## BEGIN Supplied data

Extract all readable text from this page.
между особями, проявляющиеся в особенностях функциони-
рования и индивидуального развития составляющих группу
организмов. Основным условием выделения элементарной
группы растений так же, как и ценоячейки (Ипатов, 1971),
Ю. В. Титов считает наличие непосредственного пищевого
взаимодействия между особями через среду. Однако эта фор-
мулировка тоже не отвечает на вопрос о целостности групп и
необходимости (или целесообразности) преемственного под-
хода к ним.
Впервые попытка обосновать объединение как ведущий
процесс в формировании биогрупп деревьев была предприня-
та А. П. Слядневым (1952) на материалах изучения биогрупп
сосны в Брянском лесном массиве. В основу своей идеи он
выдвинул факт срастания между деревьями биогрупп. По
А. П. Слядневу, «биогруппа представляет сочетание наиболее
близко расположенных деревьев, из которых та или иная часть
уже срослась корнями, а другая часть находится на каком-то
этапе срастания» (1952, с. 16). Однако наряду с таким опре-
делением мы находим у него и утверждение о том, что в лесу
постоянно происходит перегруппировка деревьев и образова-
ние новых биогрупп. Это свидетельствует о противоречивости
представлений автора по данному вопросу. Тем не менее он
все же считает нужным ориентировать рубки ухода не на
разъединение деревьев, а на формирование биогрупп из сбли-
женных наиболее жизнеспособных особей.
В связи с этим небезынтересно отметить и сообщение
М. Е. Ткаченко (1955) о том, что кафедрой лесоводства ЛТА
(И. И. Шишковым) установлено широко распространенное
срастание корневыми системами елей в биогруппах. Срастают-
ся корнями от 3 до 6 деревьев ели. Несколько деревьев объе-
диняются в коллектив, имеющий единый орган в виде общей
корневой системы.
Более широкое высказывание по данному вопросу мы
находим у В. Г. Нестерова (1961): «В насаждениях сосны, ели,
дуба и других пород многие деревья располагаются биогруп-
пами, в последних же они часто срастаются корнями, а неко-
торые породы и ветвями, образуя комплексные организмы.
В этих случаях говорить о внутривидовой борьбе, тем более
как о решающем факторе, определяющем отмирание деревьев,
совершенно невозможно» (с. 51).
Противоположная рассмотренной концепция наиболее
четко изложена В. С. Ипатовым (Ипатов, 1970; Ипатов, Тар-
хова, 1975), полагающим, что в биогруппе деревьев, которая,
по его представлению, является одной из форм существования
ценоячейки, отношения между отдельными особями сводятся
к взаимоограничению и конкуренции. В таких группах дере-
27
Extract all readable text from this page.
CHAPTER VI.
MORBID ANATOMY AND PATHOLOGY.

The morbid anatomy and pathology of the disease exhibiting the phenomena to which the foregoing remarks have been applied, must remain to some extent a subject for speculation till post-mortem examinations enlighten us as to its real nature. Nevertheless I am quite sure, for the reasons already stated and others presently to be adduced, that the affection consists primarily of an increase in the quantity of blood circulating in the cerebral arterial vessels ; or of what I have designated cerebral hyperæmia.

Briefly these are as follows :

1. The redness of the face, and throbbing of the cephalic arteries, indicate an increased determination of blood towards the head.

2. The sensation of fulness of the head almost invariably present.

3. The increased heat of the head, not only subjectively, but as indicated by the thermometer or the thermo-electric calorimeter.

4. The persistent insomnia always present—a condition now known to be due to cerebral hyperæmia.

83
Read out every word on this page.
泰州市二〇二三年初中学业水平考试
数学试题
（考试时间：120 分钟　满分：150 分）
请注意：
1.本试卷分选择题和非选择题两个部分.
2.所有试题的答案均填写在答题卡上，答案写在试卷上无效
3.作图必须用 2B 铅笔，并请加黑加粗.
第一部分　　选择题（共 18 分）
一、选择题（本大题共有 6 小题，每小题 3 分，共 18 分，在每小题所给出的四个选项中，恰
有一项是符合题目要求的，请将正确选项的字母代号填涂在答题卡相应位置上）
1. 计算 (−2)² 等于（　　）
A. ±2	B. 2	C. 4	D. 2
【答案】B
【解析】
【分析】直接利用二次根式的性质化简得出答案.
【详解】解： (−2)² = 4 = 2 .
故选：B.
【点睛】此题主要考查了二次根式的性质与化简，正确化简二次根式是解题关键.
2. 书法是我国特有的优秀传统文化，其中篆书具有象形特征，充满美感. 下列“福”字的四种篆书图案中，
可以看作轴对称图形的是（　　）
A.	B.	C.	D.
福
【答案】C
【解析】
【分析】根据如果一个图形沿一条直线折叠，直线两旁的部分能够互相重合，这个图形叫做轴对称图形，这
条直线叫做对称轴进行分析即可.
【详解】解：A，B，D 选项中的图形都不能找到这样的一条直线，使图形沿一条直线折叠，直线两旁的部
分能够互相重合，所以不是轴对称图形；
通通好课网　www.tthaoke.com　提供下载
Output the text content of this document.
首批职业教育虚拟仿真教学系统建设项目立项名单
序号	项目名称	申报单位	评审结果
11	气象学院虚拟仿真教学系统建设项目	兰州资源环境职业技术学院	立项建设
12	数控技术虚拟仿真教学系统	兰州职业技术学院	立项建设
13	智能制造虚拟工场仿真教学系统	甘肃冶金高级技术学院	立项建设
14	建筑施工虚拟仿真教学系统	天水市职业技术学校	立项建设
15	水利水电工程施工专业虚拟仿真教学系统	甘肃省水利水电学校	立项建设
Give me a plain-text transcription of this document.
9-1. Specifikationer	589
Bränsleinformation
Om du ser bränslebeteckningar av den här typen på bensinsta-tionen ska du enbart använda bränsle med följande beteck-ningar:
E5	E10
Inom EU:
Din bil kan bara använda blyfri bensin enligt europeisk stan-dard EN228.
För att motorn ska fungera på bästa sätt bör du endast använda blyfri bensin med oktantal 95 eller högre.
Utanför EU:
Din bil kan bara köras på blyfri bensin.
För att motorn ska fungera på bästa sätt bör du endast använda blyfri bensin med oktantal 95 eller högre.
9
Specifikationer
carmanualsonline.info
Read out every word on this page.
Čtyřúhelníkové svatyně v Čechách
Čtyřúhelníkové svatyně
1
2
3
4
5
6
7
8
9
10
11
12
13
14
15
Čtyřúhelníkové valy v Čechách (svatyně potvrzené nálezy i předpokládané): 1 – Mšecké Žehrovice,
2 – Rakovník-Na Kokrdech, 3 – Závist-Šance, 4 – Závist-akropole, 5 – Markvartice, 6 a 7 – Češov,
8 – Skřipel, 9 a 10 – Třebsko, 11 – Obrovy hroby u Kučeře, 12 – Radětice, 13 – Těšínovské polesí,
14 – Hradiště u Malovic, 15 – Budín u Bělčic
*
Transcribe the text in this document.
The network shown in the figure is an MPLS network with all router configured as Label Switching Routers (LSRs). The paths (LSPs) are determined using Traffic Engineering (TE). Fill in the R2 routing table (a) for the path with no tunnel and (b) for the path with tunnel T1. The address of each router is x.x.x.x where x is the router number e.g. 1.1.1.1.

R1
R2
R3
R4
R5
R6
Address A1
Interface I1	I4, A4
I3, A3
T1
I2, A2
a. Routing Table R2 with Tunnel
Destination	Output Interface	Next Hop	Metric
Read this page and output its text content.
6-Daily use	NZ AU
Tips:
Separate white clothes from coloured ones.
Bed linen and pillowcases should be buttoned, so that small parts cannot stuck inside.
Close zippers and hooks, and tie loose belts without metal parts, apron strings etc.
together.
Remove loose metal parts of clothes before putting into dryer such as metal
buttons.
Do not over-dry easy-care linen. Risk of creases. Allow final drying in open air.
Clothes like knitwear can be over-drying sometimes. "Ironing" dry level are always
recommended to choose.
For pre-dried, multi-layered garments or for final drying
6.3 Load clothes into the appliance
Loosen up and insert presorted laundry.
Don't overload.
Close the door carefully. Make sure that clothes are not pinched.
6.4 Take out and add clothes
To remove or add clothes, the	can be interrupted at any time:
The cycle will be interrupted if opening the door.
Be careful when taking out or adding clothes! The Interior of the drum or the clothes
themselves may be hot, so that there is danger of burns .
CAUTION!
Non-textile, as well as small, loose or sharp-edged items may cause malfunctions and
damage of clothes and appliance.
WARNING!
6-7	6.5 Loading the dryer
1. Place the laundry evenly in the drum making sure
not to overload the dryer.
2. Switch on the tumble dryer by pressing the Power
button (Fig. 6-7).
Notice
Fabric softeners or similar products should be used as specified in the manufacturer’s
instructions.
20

## END Supplied data

__What is being asked__. Out of the material above, gather each line where "сосны" appears.

__Answer to the problem__.
сосны в Брянском лесном массиве. В основу своей идеи он
находим у В. Г. Нестерова (1961): «В насаждениях сосны, ели,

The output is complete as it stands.